[Extracted data entries]
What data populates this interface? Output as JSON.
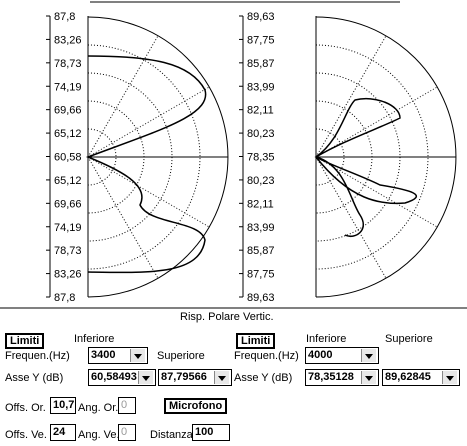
{
  "plots": [
    {
      "labels": [
        "87,8",
        "83,26",
        "78,73",
        "74,19",
        "69,66",
        "65,12",
        "60,58",
        "65,12",
        "69,66",
        "74,19",
        "78,73",
        "83,26",
        "87,8"
      ]
    },
    {
      "labels": [
        "89,63",
        "87,75",
        "85,87",
        "83,99",
        "82,11",
        "80,23",
        "78,35",
        "80,23",
        "82,11",
        "83,99",
        "85,87",
        "87,75",
        "89,63"
      ]
    }
  ],
  "caption": "Risp. Polare Vertic.",
  "left": {
    "limits": "Limiti",
    "lower": "Inferiore",
    "upper": "Superiore",
    "freq_label": "Frequen.(Hz)",
    "freq": "3400",
    "axis_label": "Asse Y  (dB)",
    "y_lower": "60,58493",
    "y_upper": "87,79566"
  },
  "right": {
    "limits": "Limiti",
    "lower": "Inferiore",
    "upper": "Superiore",
    "freq_label": "Frequen.(Hz)",
    "freq": "4000",
    "axis_label": "Asse Y  (dB)",
    "y_lower": "78,35128",
    "y_upper": "89,62845"
  },
  "offsets": {
    "offs_or_label": "Offs. Or.",
    "offs_or": "10,7",
    "ang_or_label": "Ang. Or.",
    "ang_or": "0",
    "mic": "Microfono",
    "offs_ve_label": "Offs. Ve.",
    "offs_ve": "24",
    "ang_ve_label": "Ang. Ve.",
    "ang_ve": "0",
    "dist_label": "Distanza",
    "dist": "100"
  }
}
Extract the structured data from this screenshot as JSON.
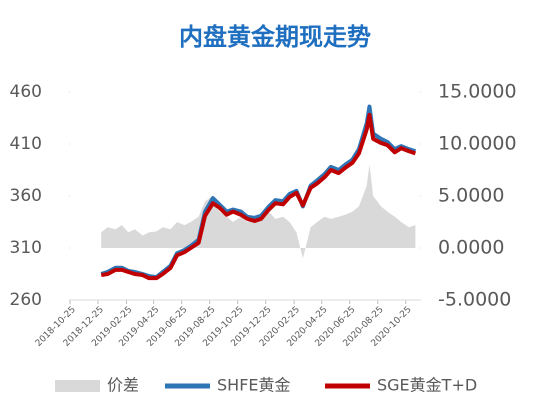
{
  "chart_data": {
    "type": "line",
    "title": "内盘黄金期现走势",
    "x": [
      "2019-01-01",
      "2019-01-15",
      "2019-02-01",
      "2019-02-15",
      "2019-03-01",
      "2019-03-15",
      "2019-04-01",
      "2019-04-15",
      "2019-05-01",
      "2019-05-15",
      "2019-06-01",
      "2019-06-15",
      "2019-07-01",
      "2019-07-15",
      "2019-08-01",
      "2019-08-15",
      "2019-09-01",
      "2019-09-15",
      "2019-10-01",
      "2019-10-15",
      "2019-11-01",
      "2019-11-15",
      "2019-12-01",
      "2019-12-15",
      "2020-01-01",
      "2020-01-15",
      "2020-02-01",
      "2020-02-15",
      "2020-03-01",
      "2020-03-15",
      "2020-04-01",
      "2020-04-15",
      "2020-05-01",
      "2020-05-15",
      "2020-06-01",
      "2020-06-15",
      "2020-07-01",
      "2020-07-15",
      "2020-08-01",
      "2020-08-07",
      "2020-08-15",
      "2020-09-01",
      "2020-09-15",
      "2020-10-01",
      "2020-10-15",
      "2020-11-01",
      "2020-11-15"
    ],
    "series": [
      {
        "name": "价差",
        "color": "#d9d9d9",
        "axis": "y2",
        "kind": "area",
        "values": [
          1.5,
          2,
          1.8,
          2.2,
          1.5,
          1.8,
          1.2,
          1.5,
          1.6,
          2,
          1.8,
          2.5,
          2.2,
          2.5,
          3,
          4.5,
          5,
          3.5,
          3,
          2.5,
          3,
          2.5,
          2.8,
          3,
          3.5,
          2.8,
          3,
          2.5,
          1.5,
          -1,
          2,
          2.5,
          3,
          2.8,
          3,
          3.2,
          3.5,
          4,
          6,
          8,
          5,
          4,
          3.5,
          3,
          2.5,
          2,
          2.2
        ]
      },
      {
        "name": "SHFE黄金",
        "color": "#2e75b6",
        "values": [
          285,
          287,
          291,
          291,
          288,
          287,
          285,
          283,
          282,
          287,
          293,
          305,
          308,
          312,
          318,
          345,
          358,
          352,
          345,
          347,
          345,
          340,
          339,
          341,
          350,
          356,
          355,
          362,
          365,
          350,
          370,
          375,
          381,
          388,
          385,
          390,
          395,
          405,
          430,
          446,
          420,
          415,
          412,
          405,
          408,
          405,
          403
        ]
      },
      {
        "name": "SGE黄金T+D",
        "color": "#c00000",
        "values": [
          284,
          285,
          289,
          289,
          287,
          285,
          284,
          281,
          281,
          285,
          291,
          303,
          306,
          310,
          315,
          341,
          353,
          349,
          342,
          345,
          342,
          338,
          336,
          338,
          347,
          353,
          352,
          359,
          363,
          351,
          368,
          372,
          378,
          385,
          382,
          387,
          392,
          401,
          424,
          438,
          415,
          411,
          409,
          402,
          406,
          403,
          401
        ]
      }
    ],
    "xlim": [
      "2018-10-25",
      "2020-11-25"
    ],
    "xticks": [
      "2018-10-25",
      "2018-12-25",
      "2019-02-25",
      "2019-04-25",
      "2019-06-25",
      "2019-08-25",
      "2019-10-25",
      "2019-12-25",
      "2020-02-25",
      "2020-04-25",
      "2020-06-25",
      "2020-08-25",
      "2020-10-25"
    ],
    "ylim": [
      260,
      460
    ],
    "yticks": [
      260,
      310,
      360,
      410,
      460
    ],
    "y2lim": [
      -5,
      15
    ],
    "y2ticks": [
      {
        "value": -5,
        "label": "-5.0000"
      },
      {
        "value": 0,
        "label": "0.0000"
      },
      {
        "value": 5,
        "label": "5.0000"
      },
      {
        "value": 10,
        "label": "10.0000"
      },
      {
        "value": 15,
        "label": "15.0000"
      }
    ],
    "legend": "bottom"
  }
}
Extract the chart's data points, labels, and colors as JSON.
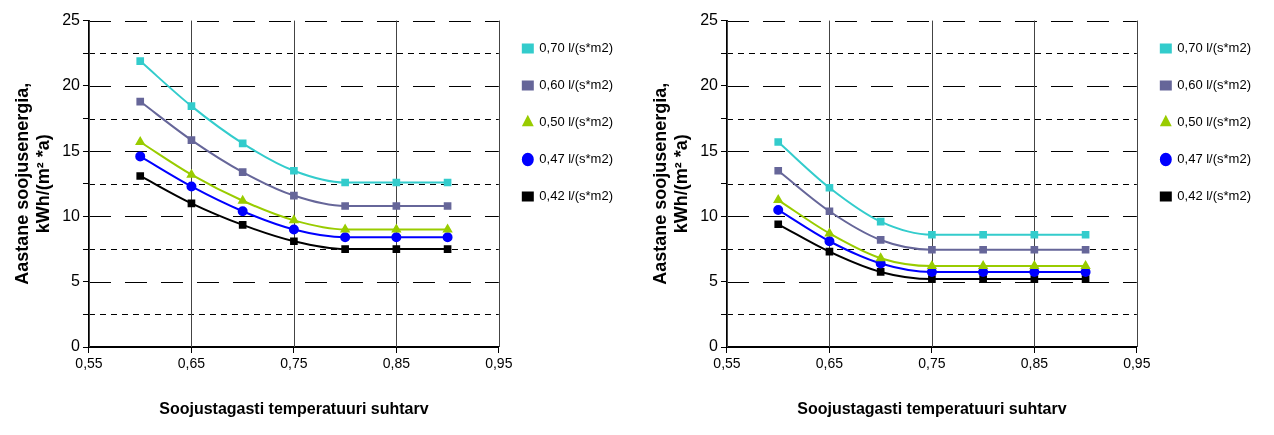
{
  "chart_data": [
    {
      "type": "line",
      "xlabel": "Soojustagasti temperatuuri suhtarv",
      "ylabel": "Aastane soojusenergia,\nkWh/(m² *a)",
      "x": [
        0.6,
        0.65,
        0.7,
        0.75,
        0.8,
        0.85,
        0.9
      ],
      "xlim": [
        0.55,
        0.95
      ],
      "xticks": [
        {
          "value": 0.55,
          "label": "0,55"
        },
        {
          "value": 0.65,
          "label": "0,65"
        },
        {
          "value": 0.75,
          "label": "0,75"
        },
        {
          "value": 0.85,
          "label": "0,85"
        },
        {
          "value": 0.95,
          "label": "0,95"
        }
      ],
      "ylim": [
        0,
        25
      ],
      "yticks": [
        0,
        {
          "value": 2.5,
          "label": null
        },
        5,
        {
          "value": 7.5,
          "label": null
        },
        10,
        {
          "value": 12.5,
          "label": null
        },
        15,
        {
          "value": 17.5,
          "label": null
        },
        20,
        {
          "value": 22.5,
          "label": null
        },
        25
      ],
      "grid": true,
      "legend": "right",
      "line_style": "solid",
      "series": [
        {
          "name": "0,70 l/(s*m2)",
          "color": "#33cccc",
          "marker": "square",
          "values": [
            21.9,
            18.45,
            15.6,
            13.5,
            12.6,
            12.6,
            12.6
          ]
        },
        {
          "name": "0,60 l/(s*m2)",
          "color": "#666699",
          "marker": "square",
          "values": [
            18.8,
            15.85,
            13.4,
            11.6,
            10.8,
            10.8,
            10.8
          ]
        },
        {
          "name": "0,50 l/(s*m2)",
          "color": "#99cc00",
          "marker": "triangle",
          "values": [
            15.7,
            13.2,
            11.2,
            9.7,
            9.0,
            9.0,
            9.0
          ]
        },
        {
          "name": "0,47 l/(s*m2)",
          "color": "#0000ff",
          "marker": "circle",
          "values": [
            14.6,
            12.3,
            10.4,
            9.0,
            8.4,
            8.4,
            8.4
          ]
        },
        {
          "name": "0,42 l/(s*m2)",
          "color": "#000000",
          "marker": "square",
          "values": [
            13.1,
            11.0,
            9.35,
            8.1,
            7.5,
            7.5,
            7.5
          ]
        }
      ]
    },
    {
      "type": "line",
      "xlabel": "Soojustagasti temperatuuri suhtarv",
      "ylabel": "Aastane soojusenergia,\nkWh/(m² *a)",
      "x": [
        0.6,
        0.65,
        0.7,
        0.75,
        0.8,
        0.85,
        0.9
      ],
      "xlim": [
        0.55,
        0.95
      ],
      "xticks": [
        {
          "value": 0.55,
          "label": "0,55"
        },
        {
          "value": 0.65,
          "label": "0,65"
        },
        {
          "value": 0.75,
          "label": "0,75"
        },
        {
          "value": 0.85,
          "label": "0,85"
        },
        {
          "value": 0.95,
          "label": "0,95"
        }
      ],
      "ylim": [
        0,
        25
      ],
      "yticks": [
        0,
        {
          "value": 2.5,
          "label": null
        },
        5,
        {
          "value": 7.5,
          "label": null
        },
        10,
        {
          "value": 12.5,
          "label": null
        },
        15,
        {
          "value": 17.5,
          "label": null
        },
        20,
        {
          "value": 22.5,
          "label": null
        },
        25
      ],
      "grid": true,
      "legend": "right",
      "line_style": "solid",
      "series": [
        {
          "name": "0,70 l/(s*m2)",
          "color": "#33cccc",
          "marker": "square",
          "values": [
            15.7,
            12.2,
            9.6,
            8.6,
            8.6,
            8.6,
            8.6
          ]
        },
        {
          "name": "0,60 l/(s*m2)",
          "color": "#666699",
          "marker": "square",
          "values": [
            13.5,
            10.4,
            8.2,
            7.45,
            7.45,
            7.45,
            7.45
          ]
        },
        {
          "name": "0,50 l/(s*m2)",
          "color": "#99cc00",
          "marker": "triangle",
          "values": [
            11.25,
            8.7,
            6.8,
            6.2,
            6.2,
            6.2,
            6.2
          ]
        },
        {
          "name": "0,47 l/(s*m2)",
          "color": "#0000ff",
          "marker": "circle",
          "values": [
            10.5,
            8.1,
            6.4,
            5.75,
            5.75,
            5.75,
            5.75
          ]
        },
        {
          "name": "0,42 l/(s*m2)",
          "color": "#000000",
          "marker": "square",
          "values": [
            9.4,
            7.3,
            5.75,
            5.2,
            5.2,
            5.2,
            5.2
          ]
        }
      ]
    }
  ]
}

→ **What you should do**: Select every line of the records holding the string "this".

→ **Written reply**:
What data populates this interface? Output as JSON.
Extract the structured data from this screenshot as JSON.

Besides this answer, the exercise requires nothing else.